- [DATASET ROWS]:
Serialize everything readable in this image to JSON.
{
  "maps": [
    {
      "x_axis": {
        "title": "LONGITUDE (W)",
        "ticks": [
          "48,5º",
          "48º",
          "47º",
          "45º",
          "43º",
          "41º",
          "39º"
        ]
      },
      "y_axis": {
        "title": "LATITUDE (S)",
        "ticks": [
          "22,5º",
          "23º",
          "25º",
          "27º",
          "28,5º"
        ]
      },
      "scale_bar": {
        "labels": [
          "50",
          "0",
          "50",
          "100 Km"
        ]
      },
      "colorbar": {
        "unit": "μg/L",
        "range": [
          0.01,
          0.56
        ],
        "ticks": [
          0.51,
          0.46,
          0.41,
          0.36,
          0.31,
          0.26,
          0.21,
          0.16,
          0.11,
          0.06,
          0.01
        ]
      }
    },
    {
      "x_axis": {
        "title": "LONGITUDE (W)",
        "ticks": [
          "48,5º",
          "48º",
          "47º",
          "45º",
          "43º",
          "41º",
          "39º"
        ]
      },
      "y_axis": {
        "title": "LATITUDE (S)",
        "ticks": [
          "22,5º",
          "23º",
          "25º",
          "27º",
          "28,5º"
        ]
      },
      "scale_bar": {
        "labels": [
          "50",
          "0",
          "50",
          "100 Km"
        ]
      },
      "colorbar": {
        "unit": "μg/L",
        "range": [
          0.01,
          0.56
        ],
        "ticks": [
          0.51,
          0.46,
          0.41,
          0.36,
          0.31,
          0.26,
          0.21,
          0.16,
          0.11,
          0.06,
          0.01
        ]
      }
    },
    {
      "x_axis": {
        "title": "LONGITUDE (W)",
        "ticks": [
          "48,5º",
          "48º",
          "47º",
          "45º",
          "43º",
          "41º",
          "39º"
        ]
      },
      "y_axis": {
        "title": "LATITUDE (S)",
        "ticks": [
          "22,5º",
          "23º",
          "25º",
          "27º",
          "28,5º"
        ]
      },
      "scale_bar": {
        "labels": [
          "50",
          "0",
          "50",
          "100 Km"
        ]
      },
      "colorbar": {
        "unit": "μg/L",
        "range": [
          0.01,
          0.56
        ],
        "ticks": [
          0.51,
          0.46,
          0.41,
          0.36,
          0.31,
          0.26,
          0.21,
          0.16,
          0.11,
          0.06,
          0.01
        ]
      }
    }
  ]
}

* * *

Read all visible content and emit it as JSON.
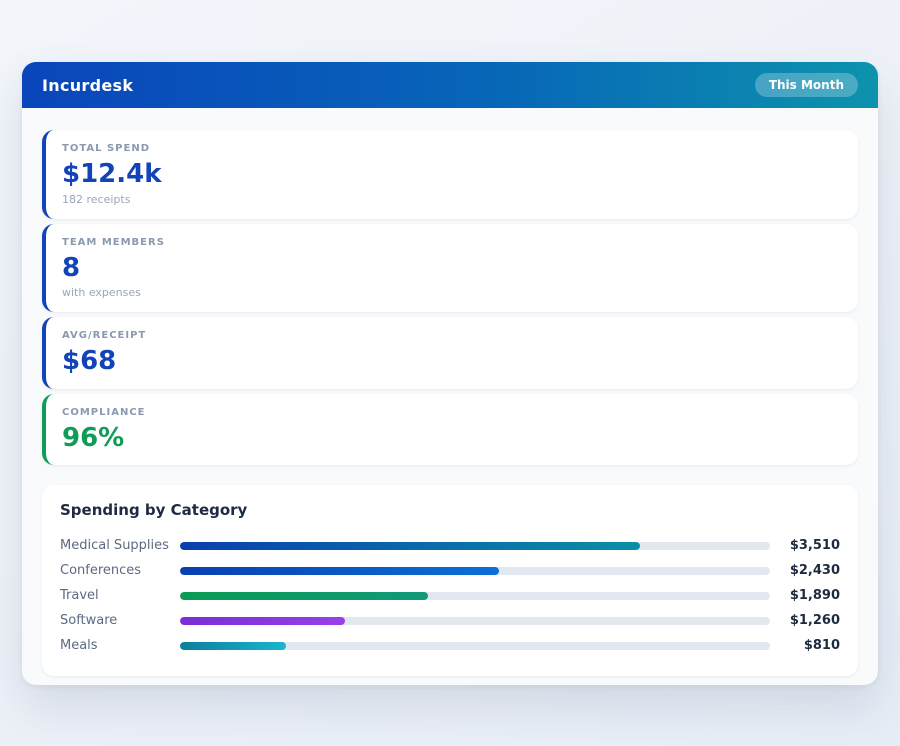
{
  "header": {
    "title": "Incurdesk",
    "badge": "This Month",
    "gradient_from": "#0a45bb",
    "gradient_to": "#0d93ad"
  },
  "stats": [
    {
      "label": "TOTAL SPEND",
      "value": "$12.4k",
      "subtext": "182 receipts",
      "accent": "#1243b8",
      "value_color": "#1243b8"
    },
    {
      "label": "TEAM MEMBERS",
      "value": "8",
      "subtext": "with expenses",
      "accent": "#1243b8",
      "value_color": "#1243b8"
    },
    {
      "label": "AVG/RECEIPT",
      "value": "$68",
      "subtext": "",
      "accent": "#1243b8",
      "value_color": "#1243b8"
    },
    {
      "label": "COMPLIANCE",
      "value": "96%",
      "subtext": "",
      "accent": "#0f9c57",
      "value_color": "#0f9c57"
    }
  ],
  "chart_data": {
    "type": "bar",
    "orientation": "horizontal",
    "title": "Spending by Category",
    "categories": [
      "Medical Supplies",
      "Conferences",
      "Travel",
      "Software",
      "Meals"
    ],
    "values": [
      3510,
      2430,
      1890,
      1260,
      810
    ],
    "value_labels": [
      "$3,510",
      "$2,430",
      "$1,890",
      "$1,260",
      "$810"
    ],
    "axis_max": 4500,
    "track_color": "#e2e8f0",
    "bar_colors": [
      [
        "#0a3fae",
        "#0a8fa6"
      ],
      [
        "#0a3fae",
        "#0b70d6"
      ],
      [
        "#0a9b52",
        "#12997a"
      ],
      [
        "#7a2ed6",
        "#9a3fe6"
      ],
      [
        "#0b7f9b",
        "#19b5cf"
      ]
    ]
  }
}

- [AIM]:
Identify each line containing the string "subtext" and copy it out.

- [EXPECTED ANSWER]:
      "subtext": "182 receipts",
      "subtext": "with expenses",
      "subtext": "",
      "subtext": "",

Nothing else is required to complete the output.